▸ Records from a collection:
=-=-=-=-=

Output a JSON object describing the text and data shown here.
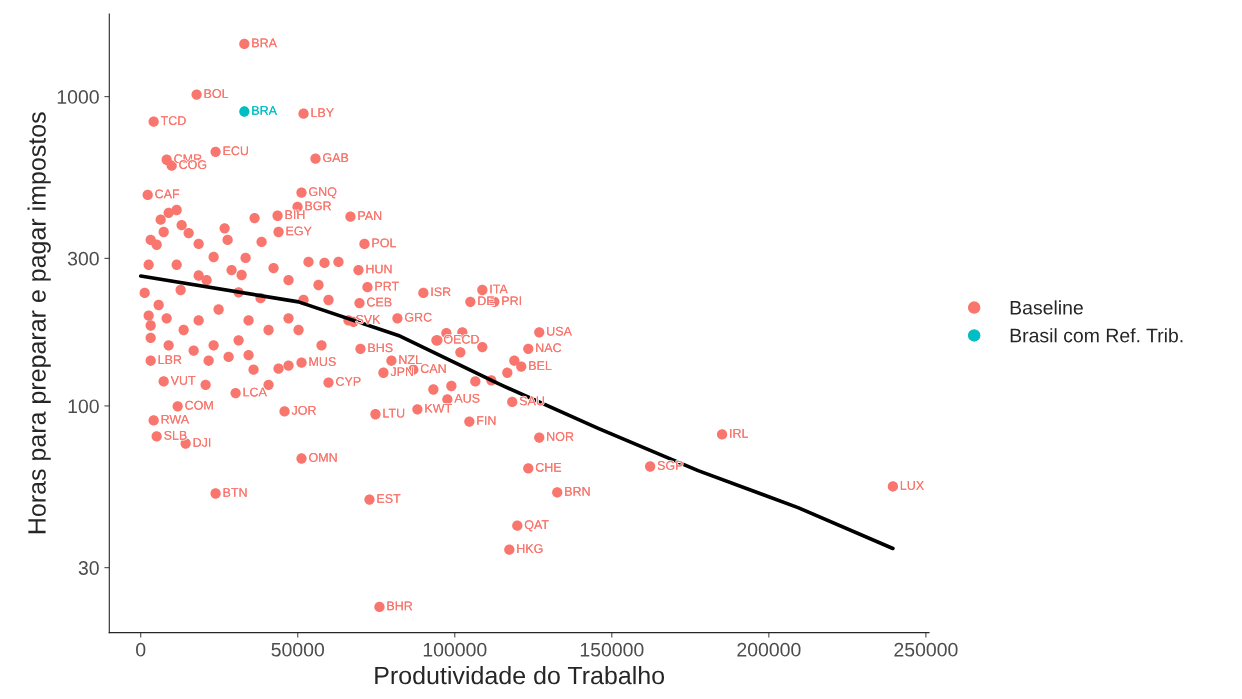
{
  "chart_data": {
    "type": "scatter",
    "xlabel": "Produtividade do Trabalho",
    "ylabel": "Horas para preparar e pagar impostos",
    "log": "y",
    "xlim": [
      -10000,
      251000
    ],
    "ylim": [
      18.5,
      1850
    ],
    "xticks": [
      0,
      50000,
      100000,
      150000,
      200000,
      250000
    ],
    "yticks": [
      30,
      100,
      300,
      1000
    ],
    "legend": "right",
    "marker": "circle",
    "series": [
      {
        "name": "Baseline",
        "color": "#f8766d",
        "x": [
          33000,
          17800,
          4130,
          23850,
          8270,
          9860,
          51850,
          55660,
          2230,
          51200,
          49940,
          66790,
          43580,
          43890,
          71250,
          69340,
          72200,
          108780,
          104960,
          112600,
          90000,
          126900,
          123410,
          121180,
          81740,
          94150,
          77290,
          74750,
          88100,
          104640,
          97650,
          118300,
          126900,
          123410,
          162210,
          185110,
          239500,
          132630,
          119910,
          117370,
          72840,
          23850,
          51210,
          76020,
          45800,
          59800,
          11770,
          4130,
          5090,
          14310,
          7320,
          3180,
          30220,
          51210,
          69970,
          79830,
          86800,
          66160,
          69660,
          101780,
          98920,
          93190,
          111640,
          106550,
          116730,
          118960,
          108780,
          102420,
          97330,
          94470,
          1270,
          2540,
          3180,
          5090,
          7320,
          6360,
          8900,
          11450,
          13040,
          15270,
          18450,
          23220,
          26720,
          36260,
          38490,
          33400,
          28940,
          20990,
          12720,
          5720,
          2540,
          3180,
          3180,
          8900,
          16860,
          23220,
          31170,
          40710,
          47070,
          51840,
          47070,
          42300,
          53430,
          58520,
          62970,
          56610,
          59800,
          57570,
          67750,
          38170,
          31170,
          24810,
          18450,
          13680,
          34350,
          40710,
          35940,
          47070,
          27990,
          21630,
          20670,
          43890,
          34350,
          50260,
          8270,
          11450,
          18450,
          27670,
          32130
        ],
        "values": [
          1480,
          1015,
          830,
          663,
          625,
          598,
          881,
          630,
          481,
          489,
          440,
          409,
          412,
          365,
          334,
          275,
          242,
          237,
          217,
          217,
          232,
          173,
          153,
          134,
          192,
          163,
          128,
          94,
          97.5,
          89,
          105,
          103,
          79,
          62.8,
          63.7,
          80.9,
          54.9,
          52.5,
          41,
          34.3,
          49.8,
          52.1,
          67.6,
          22.4,
          96,
          119,
          99.7,
          89.8,
          79.7,
          75.6,
          120,
          140,
          110,
          138,
          153,
          140,
          131,
          189,
          215,
          149,
          116,
          113,
          121,
          120,
          128,
          140,
          155,
          173,
          172,
          163,
          232,
          286,
          344,
          332,
          365,
          400,
          421,
          430,
          384,
          362,
          334,
          303,
          375,
          405,
          339,
          301,
          275,
          255,
          237,
          212,
          196,
          182,
          166,
          157,
          151,
          157,
          163,
          176,
          192,
          220,
          255,
          279,
          292,
          290,
          292,
          246,
          220,
          157,
          187,
          223,
          233,
          205,
          189,
          176,
          146,
          117,
          131,
          135,
          144,
          140,
          117,
          132,
          189,
          176,
          192,
          286,
          264,
          344,
          265
        ],
        "value_labels": [
          "BRA",
          "BOL",
          "TCD",
          "ECU",
          "CMR",
          "COG",
          "LBY",
          "GAB",
          "CAF",
          "GNQ",
          "BGR",
          "PAN",
          "BIH",
          "EGY",
          "POL",
          "HUN",
          "PRT",
          "ITA",
          "DE",
          "PRI",
          "ISR",
          "USA",
          "NAC",
          "BEL",
          "GRC",
          "OECD",
          "JPN",
          "LTU",
          "KWT",
          "FIN",
          "AUS",
          "SAU",
          "NOR",
          "CHE",
          "SGP",
          "IRL",
          "LUX",
          "BRN",
          "QAT",
          "HKG",
          "EST",
          "BTN",
          "OMN",
          "BHR",
          "JOR",
          "CYP",
          "COM",
          "RWA",
          "SLB",
          "DJI",
          "VUT",
          "LBR",
          "LCA",
          "MUS",
          "BHS",
          "NZL",
          "CAN",
          "SVK",
          "CEB",
          null,
          null,
          null,
          null,
          null,
          null,
          null,
          null,
          null,
          null,
          null,
          null,
          null,
          null,
          null,
          null,
          null,
          null,
          null,
          null,
          null,
          null,
          null,
          null,
          null,
          null,
          null,
          null,
          null,
          null,
          null,
          null,
          null,
          null,
          null,
          null,
          null,
          null,
          null,
          null,
          null,
          null,
          null,
          null,
          null,
          null,
          null,
          null,
          null,
          null,
          null,
          null,
          null,
          null,
          null,
          null,
          null,
          null,
          null,
          null,
          null,
          null,
          null,
          null,
          null,
          null,
          null,
          null,
          null,
          null
        ]
      },
      {
        "name": "Brasil com Ref. Trib.",
        "color": "#00bfc4",
        "x": [
          33000
        ],
        "values": [
          895
        ],
        "value_labels": [
          "BRA"
        ]
      },
      {
        "color": "#000000",
        "type": "line",
        "marker": "none",
        "x": [
          0,
          50260,
          82060,
          113870,
          145670,
          177480,
          209290,
          239500
        ],
        "values": [
          263,
          217,
          169,
          118,
          84.6,
          61.8,
          46.9,
          34.6
        ]
      }
    ]
  }
}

=-=-=-=-=

▸ Aim: Gather and return every line that holds the string "color".

▸ The answer:
        "color": "#f8766d",
        "color": "#00bfc4",
        "color": "#000000",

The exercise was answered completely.